### Selected text ###
ByGiddyQuail · 22/01/2025 18:30

I honestly think you are being very selfish. He is grieving his mum and it honestly sounds like you are more concerned about your sleep than him. Get over yourself, get in the car and go.

BusyExpert · 22/01/2025 18:35

this is not all about you, your husband needs you. He may be expressing it as what his father wants but actually he is in all likelihood needing some comfort himself from his wife. Babies are resilient, just put on your big girl pants and go

If you don't you will regret it later.

MrsWeasley · 22/01/2025 18:35

I too can see both sides but I also think that whilst travelling with a 4 month old is exhausting logistically it could be worse. Maybe you could shorten the journey by breaking it up.
You and your husband are in a partnership and right now he needs you. He is grieving for his mum and probably missing you and his LO. Maybe think about how you would expect him to behave if the situation was reversed.
### Extracted information ###
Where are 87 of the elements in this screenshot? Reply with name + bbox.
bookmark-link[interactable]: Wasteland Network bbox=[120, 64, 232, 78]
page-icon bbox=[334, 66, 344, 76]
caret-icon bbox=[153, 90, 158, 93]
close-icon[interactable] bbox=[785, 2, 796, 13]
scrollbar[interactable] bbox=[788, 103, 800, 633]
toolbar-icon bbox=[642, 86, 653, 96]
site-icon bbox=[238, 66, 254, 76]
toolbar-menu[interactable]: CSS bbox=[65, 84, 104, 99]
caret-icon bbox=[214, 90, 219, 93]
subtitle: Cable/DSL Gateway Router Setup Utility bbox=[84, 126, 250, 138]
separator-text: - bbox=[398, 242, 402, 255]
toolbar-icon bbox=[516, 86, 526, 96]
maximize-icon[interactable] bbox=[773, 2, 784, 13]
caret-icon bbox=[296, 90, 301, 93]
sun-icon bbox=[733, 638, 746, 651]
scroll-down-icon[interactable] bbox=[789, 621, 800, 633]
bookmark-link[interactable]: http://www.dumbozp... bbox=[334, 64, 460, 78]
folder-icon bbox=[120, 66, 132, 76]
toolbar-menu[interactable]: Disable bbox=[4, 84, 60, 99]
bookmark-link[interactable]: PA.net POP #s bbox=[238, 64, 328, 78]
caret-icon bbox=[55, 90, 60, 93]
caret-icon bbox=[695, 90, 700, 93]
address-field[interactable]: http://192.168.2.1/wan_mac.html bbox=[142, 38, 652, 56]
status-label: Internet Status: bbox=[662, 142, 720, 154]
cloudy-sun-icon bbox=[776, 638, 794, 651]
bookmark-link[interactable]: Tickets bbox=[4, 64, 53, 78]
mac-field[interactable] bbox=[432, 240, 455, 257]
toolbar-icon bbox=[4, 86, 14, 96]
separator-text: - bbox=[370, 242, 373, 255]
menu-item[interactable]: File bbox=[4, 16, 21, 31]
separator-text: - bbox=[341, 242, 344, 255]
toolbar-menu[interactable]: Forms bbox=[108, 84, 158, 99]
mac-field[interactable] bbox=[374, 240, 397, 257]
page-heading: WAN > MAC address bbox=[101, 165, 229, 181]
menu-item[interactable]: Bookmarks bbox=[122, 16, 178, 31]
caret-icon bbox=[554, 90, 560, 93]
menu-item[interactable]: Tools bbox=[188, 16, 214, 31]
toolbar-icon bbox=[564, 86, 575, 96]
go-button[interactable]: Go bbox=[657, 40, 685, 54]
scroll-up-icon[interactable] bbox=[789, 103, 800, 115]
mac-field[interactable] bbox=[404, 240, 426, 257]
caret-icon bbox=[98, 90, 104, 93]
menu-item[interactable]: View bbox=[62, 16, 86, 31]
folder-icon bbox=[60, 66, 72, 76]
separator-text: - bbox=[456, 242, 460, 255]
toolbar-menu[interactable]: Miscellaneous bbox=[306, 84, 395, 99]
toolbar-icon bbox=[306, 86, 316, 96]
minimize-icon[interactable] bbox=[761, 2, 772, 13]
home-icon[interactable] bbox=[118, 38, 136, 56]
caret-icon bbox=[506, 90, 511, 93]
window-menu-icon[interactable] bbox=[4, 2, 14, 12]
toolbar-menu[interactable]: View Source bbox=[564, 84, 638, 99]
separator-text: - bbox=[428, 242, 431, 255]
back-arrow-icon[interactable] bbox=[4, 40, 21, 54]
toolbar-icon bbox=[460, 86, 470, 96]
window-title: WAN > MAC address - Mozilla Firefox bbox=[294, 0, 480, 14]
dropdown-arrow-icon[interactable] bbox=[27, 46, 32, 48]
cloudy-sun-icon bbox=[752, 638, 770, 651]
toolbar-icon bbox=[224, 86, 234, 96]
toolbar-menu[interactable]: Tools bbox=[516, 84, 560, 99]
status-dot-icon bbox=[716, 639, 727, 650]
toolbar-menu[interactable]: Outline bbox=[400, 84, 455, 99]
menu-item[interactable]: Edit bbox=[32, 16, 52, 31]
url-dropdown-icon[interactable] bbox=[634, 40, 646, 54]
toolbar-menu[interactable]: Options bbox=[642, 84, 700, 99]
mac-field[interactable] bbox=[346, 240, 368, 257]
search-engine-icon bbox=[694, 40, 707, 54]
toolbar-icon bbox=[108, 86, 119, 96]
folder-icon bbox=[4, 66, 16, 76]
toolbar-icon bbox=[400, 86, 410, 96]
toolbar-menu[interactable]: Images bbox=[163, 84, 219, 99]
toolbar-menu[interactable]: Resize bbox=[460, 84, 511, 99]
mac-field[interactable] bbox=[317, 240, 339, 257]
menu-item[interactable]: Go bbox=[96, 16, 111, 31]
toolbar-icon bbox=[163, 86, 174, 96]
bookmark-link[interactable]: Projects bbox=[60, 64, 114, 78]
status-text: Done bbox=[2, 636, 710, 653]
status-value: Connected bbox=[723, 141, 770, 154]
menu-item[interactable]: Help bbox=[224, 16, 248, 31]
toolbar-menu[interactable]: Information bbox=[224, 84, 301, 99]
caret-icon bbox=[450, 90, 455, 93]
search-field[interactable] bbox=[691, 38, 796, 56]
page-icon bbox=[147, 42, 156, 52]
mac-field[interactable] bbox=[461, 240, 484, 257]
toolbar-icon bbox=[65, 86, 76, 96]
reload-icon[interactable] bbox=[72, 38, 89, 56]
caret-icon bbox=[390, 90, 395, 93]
###
What you will do -
• 1. Retype the forum replies from "I honestly think" to "car and go.".
• 2. Answer these questions about the forum replies:
(a) What does BusyExpert tell the reader to put on?
(b) How old is the baby, according to MrsWeasley?
(c) How does MrsWeasley suggest the journey could be shortened?
• 3. Do these statements agree with the forum replies? Answer yes or no for each, quoting the deciding words.
(a) One reply claims that babies are resilient.
(b) MrsWeasley says that travelling with a 4-month-old is easy.
(c) The first reply says the husband is grieving his father.

Solution set -
• 1.
I honestly think you are being very selfish. He is grieving his mum and it honestly sounds like you are more concerned about your sleep than him. Get over yourself, get in the car and go.

• 2.
(a) Big girl pants
(b) 4 months old
(c) By breaking it up

• 3.
(a) Yes: "Babies are resilient"
(b) No: "travelling with a 4 month old is exhausting logistically"
(c) No: "He is grieving his mum"